Take the data that follows and retype it word for word.

■ MATERIAL SUPPLIED:
....

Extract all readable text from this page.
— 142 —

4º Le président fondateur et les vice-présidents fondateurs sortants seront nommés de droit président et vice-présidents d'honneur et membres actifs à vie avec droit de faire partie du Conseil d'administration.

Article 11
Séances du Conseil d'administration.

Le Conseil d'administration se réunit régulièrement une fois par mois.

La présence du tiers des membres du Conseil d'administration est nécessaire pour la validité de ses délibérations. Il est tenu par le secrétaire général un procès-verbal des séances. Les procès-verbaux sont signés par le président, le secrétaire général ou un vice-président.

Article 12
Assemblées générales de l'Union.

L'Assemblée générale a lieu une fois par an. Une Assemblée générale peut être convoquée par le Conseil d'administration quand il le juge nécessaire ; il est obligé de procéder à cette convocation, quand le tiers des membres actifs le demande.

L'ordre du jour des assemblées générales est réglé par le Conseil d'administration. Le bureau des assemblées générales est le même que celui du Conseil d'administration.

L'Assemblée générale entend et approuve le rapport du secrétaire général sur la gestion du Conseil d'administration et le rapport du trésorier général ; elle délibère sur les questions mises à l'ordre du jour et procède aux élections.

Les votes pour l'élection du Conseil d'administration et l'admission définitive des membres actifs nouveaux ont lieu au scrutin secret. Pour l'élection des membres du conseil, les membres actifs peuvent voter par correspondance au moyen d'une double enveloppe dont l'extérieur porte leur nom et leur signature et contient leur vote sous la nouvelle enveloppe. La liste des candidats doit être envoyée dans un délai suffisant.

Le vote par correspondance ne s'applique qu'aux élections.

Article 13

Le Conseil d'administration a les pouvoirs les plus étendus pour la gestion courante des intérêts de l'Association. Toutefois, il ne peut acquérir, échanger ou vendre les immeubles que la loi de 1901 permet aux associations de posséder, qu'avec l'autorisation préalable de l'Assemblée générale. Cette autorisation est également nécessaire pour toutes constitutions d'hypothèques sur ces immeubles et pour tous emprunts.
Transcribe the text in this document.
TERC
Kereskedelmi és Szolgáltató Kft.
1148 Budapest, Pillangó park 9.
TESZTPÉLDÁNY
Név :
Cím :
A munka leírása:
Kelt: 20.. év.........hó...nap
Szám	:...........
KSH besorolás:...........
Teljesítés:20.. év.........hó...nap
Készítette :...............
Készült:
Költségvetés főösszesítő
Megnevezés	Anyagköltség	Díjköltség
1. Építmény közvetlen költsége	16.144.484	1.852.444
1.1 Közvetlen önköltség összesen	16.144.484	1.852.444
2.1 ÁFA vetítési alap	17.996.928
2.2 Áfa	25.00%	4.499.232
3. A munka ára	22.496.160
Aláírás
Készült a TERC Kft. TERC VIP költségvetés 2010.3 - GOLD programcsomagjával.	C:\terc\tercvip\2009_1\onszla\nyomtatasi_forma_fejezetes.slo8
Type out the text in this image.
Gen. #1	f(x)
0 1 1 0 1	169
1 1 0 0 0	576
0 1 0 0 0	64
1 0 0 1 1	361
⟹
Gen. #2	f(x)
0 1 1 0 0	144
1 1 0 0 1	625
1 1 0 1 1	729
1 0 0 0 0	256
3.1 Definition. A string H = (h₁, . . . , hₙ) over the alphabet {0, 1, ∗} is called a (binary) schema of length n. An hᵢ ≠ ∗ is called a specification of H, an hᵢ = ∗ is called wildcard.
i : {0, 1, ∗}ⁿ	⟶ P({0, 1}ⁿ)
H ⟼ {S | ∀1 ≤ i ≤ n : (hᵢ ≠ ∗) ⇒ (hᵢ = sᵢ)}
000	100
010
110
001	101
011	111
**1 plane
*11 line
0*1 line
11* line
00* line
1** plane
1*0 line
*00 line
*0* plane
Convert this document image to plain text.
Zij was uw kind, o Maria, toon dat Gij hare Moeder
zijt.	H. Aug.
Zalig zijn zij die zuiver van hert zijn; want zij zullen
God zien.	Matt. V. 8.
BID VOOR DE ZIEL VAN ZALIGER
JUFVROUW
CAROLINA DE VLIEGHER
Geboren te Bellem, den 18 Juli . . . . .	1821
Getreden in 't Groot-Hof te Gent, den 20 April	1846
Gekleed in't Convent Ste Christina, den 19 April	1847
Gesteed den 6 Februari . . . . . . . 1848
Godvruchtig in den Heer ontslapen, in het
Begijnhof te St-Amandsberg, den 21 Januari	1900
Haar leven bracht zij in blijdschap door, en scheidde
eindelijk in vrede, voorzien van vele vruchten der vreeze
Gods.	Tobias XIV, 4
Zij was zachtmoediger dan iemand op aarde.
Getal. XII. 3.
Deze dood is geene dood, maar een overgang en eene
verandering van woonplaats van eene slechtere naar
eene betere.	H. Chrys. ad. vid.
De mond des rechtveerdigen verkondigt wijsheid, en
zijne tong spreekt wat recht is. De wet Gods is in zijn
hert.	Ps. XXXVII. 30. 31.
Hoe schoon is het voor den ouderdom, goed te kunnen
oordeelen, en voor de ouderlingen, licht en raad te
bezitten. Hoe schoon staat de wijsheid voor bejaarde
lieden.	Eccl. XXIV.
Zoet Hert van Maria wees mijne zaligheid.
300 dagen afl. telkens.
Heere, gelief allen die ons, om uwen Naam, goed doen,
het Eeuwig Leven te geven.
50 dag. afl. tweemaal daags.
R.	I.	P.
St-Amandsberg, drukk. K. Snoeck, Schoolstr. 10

....

■ RESULT OF THIS EXERCISE:
Extract all readable text from this page.
— 142 —

4º Le président fondateur et les vice-présidents fondateurs sortants seront nommés de droit président et vice-présidents d'honneur et membres actifs à vie avec droit de faire partie du Conseil d'administration.

Article 11
Séances du Conseil d'administration.

Le Conseil d'administration se réunit régulièrement une fois par mois.

La présence du tiers des membres du Conseil d'administration est nécessaire pour la validité de ses délibérations. Il est tenu par le secrétaire général un procès-verbal des séances. Les procès-verbaux sont signés par le président, le secrétaire général ou un vice-président.

Article 12
Assemblées générales de l'Union.

L'Assemblée générale a lieu une fois par an. Une Assemblée générale peut être convoquée par le Conseil d'administration quand il le juge nécessaire ; il est obligé de procéder à cette convocation, quand le tiers des membres actifs le demande.

L'ordre du jour des assemblées générales est réglé par le Conseil d'administration. Le bureau des assemblées générales est le même que celui du Conseil d'administration.

L'Assemblée générale entend et approuve le rapport du secrétaire général sur la gestion du Conseil d'administration et le rapport du trésorier général ; elle délibère sur les questions mises à l'ordre du jour et procède aux élections.

Les votes pour l'élection du Conseil d'administration et l'admission définitive des membres actifs nouveaux ont lieu au scrutin secret. Pour l'élection des membres du conseil, les membres actifs peuvent voter par correspondance au moyen d'une double enveloppe dont l'extérieur porte leur nom et leur signature et contient leur vote sous la nouvelle enveloppe. La liste des candidats doit être envoyée dans un délai suffisant.

Le vote par correspondance ne s'applique qu'aux élections.

Article 13

Le Conseil d'administration a les pouvoirs les plus étendus pour la gestion courante des intérêts de l'Association. Toutefois, il ne peut acquérir, échanger ou vendre les immeubles que la loi de 1901 permet aux associations de posséder, qu'avec l'autorisation préalable de l'Assemblée générale. Cette autorisation est également nécessaire pour toutes constitutions d'hypothèques sur ces immeubles et pour tous emprunts.
Transcribe the text in this document.
TERC
Kereskedelmi és Szolgáltató Kft.
1148 Budapest, Pillangó park 9.
TESZTPÉLDÁNY
Név :
Cím :
A munka leírása:
Kelt: 20.. év.........hó...nap
Szám	:...........
KSH besorolás:...........
Teljesítés:20.. év.........hó...nap
Készítette :...............
Készült:
Költségvetés főösszesítő
Megnevezés	Anyagköltség	Díjköltség
1. Építmény közvetlen költsége	16.144.484	1.852.444
1.1 Közvetlen önköltség összesen	16.144.484	1.852.444
2.1 ÁFA vetítési alap	17.996.928
2.2 Áfa	25.00%	4.499.232
3. A munka ára	22.496.160
Aláírás
Készült a TERC Kft. TERC VIP költségvetés 2010.3 - GOLD programcsomagjával.	C:\terc\tercvip\2009_1\onszla\nyomtatasi_forma_fejezetes.slo8
Type out the text in this image.
Gen. #1	f(x)
0 1 1 0 1	169
1 1 0 0 0	576
0 1 0 0 0	64
1 0 0 1 1	361
⟹
Gen. #2	f(x)
0 1 1 0 0	144
1 1 0 0 1	625
1 1 0 1 1	729
1 0 0 0 0	256
3.1 Definition. A string H = (h₁, . . . , hₙ) over the alphabet {0, 1, ∗} is called a (binary) schema of length n. An hᵢ ≠ ∗ is called a specification of H, an hᵢ = ∗ is called wildcard.
i : {0, 1, ∗}ⁿ	⟶ P({0, 1}ⁿ)
H ⟼ {S | ∀1 ≤ i ≤ n : (hᵢ ≠ ∗) ⇒ (hᵢ = sᵢ)}
000	100
010
110
001	101
011	111
**1 plane
*11 line
0*1 line
11* line
00* line
1** plane
1*0 line
*00 line
*0* plane
Convert this document image to plain text.
Zij was uw kind, o Maria, toon dat Gij hare Moeder
zijt.	H. Aug.
Zalig zijn zij die zuiver van hert zijn; want zij zullen
God zien.	Matt. V. 8.
BID VOOR DE ZIEL VAN ZALIGER
JUFVROUW
CAROLINA DE VLIEGHER
Geboren te Bellem, den 18 Juli . . . . .	1821
Getreden in 't Groot-Hof te Gent, den 20 April	1846
Gekleed in't Convent Ste Christina, den 19 April	1847
Gesteed den 6 Februari . . . . . . . 1848
Godvruchtig in den Heer ontslapen, in het
Begijnhof te St-Amandsberg, den 21 Januari	1900
Haar leven bracht zij in blijdschap door, en scheidde
eindelijk in vrede, voorzien van vele vruchten der vreeze
Gods.	Tobias XIV, 4
Zij was zachtmoediger dan iemand op aarde.
Getal. XII. 3.
Deze dood is geene dood, maar een overgang en eene
verandering van woonplaats van eene slechtere naar
eene betere.	H. Chrys. ad. vid.
De mond des rechtveerdigen verkondigt wijsheid, en
zijne tong spreekt wat recht is. De wet Gods is in zijn
hert.	Ps. XXXVII. 30. 31.
Hoe schoon is het voor den ouderdom, goed te kunnen
oordeelen, en voor de ouderlingen, licht en raad te
bezitten. Hoe schoon staat de wijsheid voor bejaarde
lieden.	Eccl. XXIV.
Zoet Hert van Maria wees mijne zaligheid.
300 dagen afl. telkens.
Heere, gelief allen die ons, om uwen Naam, goed doen,
het Eeuwig Leven te geven.
50 dag. afl. tweemaal daags.
R.	I.	P.
St-Amandsberg, drukk. K. Snoeck, Schoolstr. 10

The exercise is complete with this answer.